◆ **WORK TO DO**
A) In the article about David Race Bannon's arrest, what amount was set for his bond?
B) Reproduce the listing from its first line through the line holding "layers-icon[interactable]: ◈ —", both included.

◆ **EXTRACTED TEXT**
## Begin
Call him the spy who never came in from the cold - or better yet, the spy who never was.
David Race Bannon, 42, of Charlotte, North Carolina, claims to have worked for Interpol as a hit man, was arrested Friday, Jan. 27, in Boulder, Colo. for criminal impersonation. Various websites (including a cached version of his website) claim that Bannon has served as an expert witness in U.S. federal appellate court, and appeared on the Discovery Channel, Fox News Channel, A&E, The History Channel, TechTV and National Public Radio.
Jefferson County district attorney spokesman Carl Blesch said in a statement that Bannon didn't resist his arrest Friday at a Boulder restaurant. According to the Rocky Mountain News, Bannon was in Colorado "meeting with a group that was sponsoring his planned appearance today in Boulder."
That same article said CBI agents described Bannon as "'dumbfounded' when he was taken into custody."
Bannon is scheduled for his first district court appearance on Feb. 2. Bond was set at $5,000.
Bannon is the author of "Race Against Evil -- The Secret Missions of the Interpol Agent Who Tracked the World's Most Sinister Criminals.''
A press statement for Bannon's "Race Against Evil" book, claims that "at age 18, the American youth is recruited by Interpol after he is caught in a deadly riot in South Korea. Over the next 15 years, Bannon is trained to work in the darkest regions of humanity, to deny societal inhibitors against killing and embrace the agency's role as deliverer of grim justice to evildoers beyond the reach of the law. His missions take him from investigating the bombing of KAL 858 and infiltrating prisons in Korea to the disappearance of London's most notorious child pornographer and searching out terrorists and criminals in the United States."
## End
◆ **MATERIAL PROVIDED**
## Begin
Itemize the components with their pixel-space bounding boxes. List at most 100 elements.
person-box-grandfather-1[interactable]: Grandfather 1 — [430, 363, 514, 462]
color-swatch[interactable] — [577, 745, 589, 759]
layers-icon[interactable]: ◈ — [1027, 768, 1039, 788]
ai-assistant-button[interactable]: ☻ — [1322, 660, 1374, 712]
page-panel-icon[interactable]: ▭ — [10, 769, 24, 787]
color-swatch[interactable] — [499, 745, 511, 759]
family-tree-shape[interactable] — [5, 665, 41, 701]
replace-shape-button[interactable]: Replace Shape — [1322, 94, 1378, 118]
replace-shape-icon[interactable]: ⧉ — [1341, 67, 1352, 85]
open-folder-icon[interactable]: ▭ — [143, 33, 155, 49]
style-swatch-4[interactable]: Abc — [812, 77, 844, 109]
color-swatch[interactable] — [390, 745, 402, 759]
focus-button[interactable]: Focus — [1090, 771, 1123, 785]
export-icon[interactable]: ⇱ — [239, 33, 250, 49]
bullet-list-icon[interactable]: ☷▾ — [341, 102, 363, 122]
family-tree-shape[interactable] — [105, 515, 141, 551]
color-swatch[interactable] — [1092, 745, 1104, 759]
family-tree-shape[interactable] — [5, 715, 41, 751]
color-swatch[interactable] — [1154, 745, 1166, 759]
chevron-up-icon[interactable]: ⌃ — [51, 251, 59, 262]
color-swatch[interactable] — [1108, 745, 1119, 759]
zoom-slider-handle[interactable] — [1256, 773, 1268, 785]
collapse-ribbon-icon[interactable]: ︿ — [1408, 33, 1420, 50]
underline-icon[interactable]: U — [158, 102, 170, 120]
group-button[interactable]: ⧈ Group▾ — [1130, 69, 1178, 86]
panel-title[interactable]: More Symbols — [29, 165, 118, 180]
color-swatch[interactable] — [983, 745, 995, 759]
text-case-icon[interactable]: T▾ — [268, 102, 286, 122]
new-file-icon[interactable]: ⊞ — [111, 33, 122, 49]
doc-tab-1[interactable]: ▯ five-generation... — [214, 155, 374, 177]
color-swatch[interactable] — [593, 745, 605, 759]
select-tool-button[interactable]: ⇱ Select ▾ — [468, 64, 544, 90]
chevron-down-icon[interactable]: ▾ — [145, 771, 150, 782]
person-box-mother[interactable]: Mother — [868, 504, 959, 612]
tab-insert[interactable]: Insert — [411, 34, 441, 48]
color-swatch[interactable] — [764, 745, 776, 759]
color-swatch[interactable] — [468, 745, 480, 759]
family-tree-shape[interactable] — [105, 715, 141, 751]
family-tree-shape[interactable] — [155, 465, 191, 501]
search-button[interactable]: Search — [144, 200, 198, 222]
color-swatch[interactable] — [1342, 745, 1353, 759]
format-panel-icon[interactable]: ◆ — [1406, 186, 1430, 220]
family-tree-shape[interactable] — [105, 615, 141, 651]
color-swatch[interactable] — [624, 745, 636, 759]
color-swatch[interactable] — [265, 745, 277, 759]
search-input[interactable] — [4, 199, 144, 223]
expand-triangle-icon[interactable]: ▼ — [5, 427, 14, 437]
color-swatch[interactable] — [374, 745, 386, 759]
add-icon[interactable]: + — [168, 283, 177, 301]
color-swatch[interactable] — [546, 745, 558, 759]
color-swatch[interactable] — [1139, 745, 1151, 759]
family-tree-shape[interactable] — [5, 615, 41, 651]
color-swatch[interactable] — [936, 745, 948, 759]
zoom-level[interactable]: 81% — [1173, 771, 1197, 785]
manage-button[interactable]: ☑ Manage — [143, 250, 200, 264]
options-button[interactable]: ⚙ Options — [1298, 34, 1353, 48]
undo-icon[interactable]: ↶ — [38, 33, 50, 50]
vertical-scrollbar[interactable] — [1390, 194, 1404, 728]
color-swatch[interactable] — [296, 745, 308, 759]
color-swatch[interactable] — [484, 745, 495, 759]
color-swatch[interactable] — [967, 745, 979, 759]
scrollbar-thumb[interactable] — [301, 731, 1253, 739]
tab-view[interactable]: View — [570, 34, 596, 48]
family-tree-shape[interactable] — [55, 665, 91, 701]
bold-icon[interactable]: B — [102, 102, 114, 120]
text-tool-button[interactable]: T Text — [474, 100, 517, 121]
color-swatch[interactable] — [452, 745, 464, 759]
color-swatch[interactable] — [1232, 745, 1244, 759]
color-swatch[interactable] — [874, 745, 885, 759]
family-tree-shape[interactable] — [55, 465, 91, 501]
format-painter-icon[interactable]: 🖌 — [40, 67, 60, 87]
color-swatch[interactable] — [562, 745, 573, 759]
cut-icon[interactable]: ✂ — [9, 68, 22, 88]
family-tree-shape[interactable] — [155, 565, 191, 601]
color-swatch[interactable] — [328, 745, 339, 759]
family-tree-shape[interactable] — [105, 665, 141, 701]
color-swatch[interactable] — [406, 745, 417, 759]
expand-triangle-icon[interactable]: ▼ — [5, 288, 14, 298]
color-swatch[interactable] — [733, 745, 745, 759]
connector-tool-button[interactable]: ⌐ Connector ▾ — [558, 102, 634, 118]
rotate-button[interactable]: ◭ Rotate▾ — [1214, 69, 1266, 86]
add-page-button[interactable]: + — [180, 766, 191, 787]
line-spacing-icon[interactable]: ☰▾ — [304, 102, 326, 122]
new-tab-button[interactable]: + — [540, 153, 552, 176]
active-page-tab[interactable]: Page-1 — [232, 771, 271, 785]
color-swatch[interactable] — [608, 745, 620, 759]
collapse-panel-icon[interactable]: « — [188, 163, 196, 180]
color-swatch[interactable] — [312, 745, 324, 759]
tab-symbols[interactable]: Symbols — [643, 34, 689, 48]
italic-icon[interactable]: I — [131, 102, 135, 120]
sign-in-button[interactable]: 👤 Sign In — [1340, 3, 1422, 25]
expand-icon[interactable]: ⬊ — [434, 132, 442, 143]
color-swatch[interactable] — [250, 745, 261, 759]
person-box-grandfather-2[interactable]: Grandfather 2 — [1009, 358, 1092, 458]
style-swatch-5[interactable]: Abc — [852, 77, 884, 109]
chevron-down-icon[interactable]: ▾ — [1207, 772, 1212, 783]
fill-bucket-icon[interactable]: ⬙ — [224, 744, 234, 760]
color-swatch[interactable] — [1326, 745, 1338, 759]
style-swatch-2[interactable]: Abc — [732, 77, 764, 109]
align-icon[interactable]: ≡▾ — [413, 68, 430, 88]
## End
◆ **ANSWER SET**
A) $5,000

B)
Itemize the components with their pixel-space bounding boxes. List at most 100 elements.
person-box-grandfather-1[interactable]: Grandfather 1 — [430, 363, 514, 462]
color-swatch[interactable] — [577, 745, 589, 759]
layers-icon[interactable]: ◈ — [1027, 768, 1039, 788]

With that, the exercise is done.